• WORK TO BE COMPLETED:
Reproduce the material below verbatim, line for line, with no changes to spacing, punctuation, or characters.

• SUPPLIED DATA:
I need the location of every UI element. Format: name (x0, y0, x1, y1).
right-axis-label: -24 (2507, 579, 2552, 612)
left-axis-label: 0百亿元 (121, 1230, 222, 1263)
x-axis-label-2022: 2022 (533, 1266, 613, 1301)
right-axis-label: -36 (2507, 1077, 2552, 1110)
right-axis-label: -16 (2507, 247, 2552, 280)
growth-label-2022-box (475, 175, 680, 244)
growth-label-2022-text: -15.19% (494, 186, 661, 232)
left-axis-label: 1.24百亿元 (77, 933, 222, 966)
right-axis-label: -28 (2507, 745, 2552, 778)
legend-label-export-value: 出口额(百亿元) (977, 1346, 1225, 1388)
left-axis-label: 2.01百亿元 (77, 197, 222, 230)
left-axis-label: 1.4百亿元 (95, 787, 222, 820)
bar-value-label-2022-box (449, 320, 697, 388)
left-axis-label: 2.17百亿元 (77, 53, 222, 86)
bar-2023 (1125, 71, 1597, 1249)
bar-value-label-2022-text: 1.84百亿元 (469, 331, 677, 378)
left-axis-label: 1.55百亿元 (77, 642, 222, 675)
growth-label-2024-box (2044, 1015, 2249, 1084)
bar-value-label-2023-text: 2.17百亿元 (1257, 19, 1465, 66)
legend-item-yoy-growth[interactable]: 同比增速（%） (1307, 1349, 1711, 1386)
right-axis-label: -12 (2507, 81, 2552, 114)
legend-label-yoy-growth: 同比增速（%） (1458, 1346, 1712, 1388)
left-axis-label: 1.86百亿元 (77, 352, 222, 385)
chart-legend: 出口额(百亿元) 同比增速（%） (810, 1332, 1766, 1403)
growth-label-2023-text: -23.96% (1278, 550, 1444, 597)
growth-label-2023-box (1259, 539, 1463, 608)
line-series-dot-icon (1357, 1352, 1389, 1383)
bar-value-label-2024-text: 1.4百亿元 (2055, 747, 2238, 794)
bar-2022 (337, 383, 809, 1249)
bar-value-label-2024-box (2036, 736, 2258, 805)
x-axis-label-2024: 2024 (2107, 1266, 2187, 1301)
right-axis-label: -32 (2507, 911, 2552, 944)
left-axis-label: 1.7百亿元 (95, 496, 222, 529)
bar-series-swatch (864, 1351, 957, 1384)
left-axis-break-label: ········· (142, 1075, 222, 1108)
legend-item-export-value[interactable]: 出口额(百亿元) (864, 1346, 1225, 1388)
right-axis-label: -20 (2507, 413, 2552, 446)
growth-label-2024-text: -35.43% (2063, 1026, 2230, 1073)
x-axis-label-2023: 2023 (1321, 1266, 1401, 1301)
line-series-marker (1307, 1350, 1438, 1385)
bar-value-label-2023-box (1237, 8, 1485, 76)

• WRITTEN RESPONSE:
I need the location of every UI element. Format: name (x0, y0, x1, y1).
right-axis-label: -24 (2507, 579, 2552, 612)
left-axis-label: 0百亿元 (121, 1230, 222, 1263)
x-axis-label-2022: 2022 (533, 1266, 613, 1301)
right-axis-label: -36 (2507, 1077, 2552, 1110)
right-axis-label: -16 (2507, 247, 2552, 280)
growth-label-2022-box (475, 175, 680, 244)
growth-label-2022-text: -15.19% (494, 186, 661, 232)
left-axis-label: 1.24百亿元 (77, 933, 222, 966)
right-axis-label: -28 (2507, 745, 2552, 778)
legend-label-export-value: 出口额(百亿元) (977, 1346, 1225, 1388)
left-axis-label: 2.01百亿元 (77, 197, 222, 230)
left-axis-label: 1.4百亿元 (95, 787, 222, 820)
bar-value-label-2022-box (449, 320, 697, 388)
left-axis-label: 2.17百亿元 (77, 53, 222, 86)
bar-2023 (1125, 71, 1597, 1249)
bar-value-label-2022-text: 1.84百亿元 (469, 331, 677, 378)
left-axis-label: 1.55百亿元 (77, 642, 222, 675)
growth-label-2024-box (2044, 1015, 2249, 1084)
bar-value-label-2023-text: 2.17百亿元 (1257, 19, 1465, 66)
legend-item-yoy-growth[interactable]: 同比增速（%） (1307, 1349, 1711, 1386)
right-axis-label: -12 (2507, 81, 2552, 114)
legend-label-yoy-growth: 同比增速（%） (1458, 1346, 1712, 1388)
left-axis-label: 1.86百亿元 (77, 352, 222, 385)
chart-legend: 出口额(百亿元) 同比增速（%） (810, 1332, 1766, 1403)
growth-label-2023-text: -23.96% (1278, 550, 1444, 597)
growth-label-2023-box (1259, 539, 1463, 608)
line-series-dot-icon (1357, 1352, 1389, 1383)
bar-value-label-2024-text: 1.4百亿元 (2055, 747, 2238, 794)
bar-2022 (337, 383, 809, 1249)
bar-value-label-2024-box (2036, 736, 2258, 805)
x-axis-label-2024: 2024 (2107, 1266, 2187, 1301)
right-axis-label: -32 (2507, 911, 2552, 944)
left-axis-label: 1.7百亿元 (95, 496, 222, 529)
bar-series-swatch (864, 1351, 957, 1384)
left-axis-break-label: ········· (142, 1075, 222, 1108)
legend-item-export-value[interactable]: 出口额(百亿元) (864, 1346, 1225, 1388)
right-axis-label: -20 (2507, 413, 2552, 446)
growth-label-2024-text: -35.43% (2063, 1026, 2230, 1073)
x-axis-label-2023: 2023 (1321, 1266, 1401, 1301)
line-series-marker (1307, 1350, 1438, 1385)
bar-value-label-2023-box (1237, 8, 1485, 76)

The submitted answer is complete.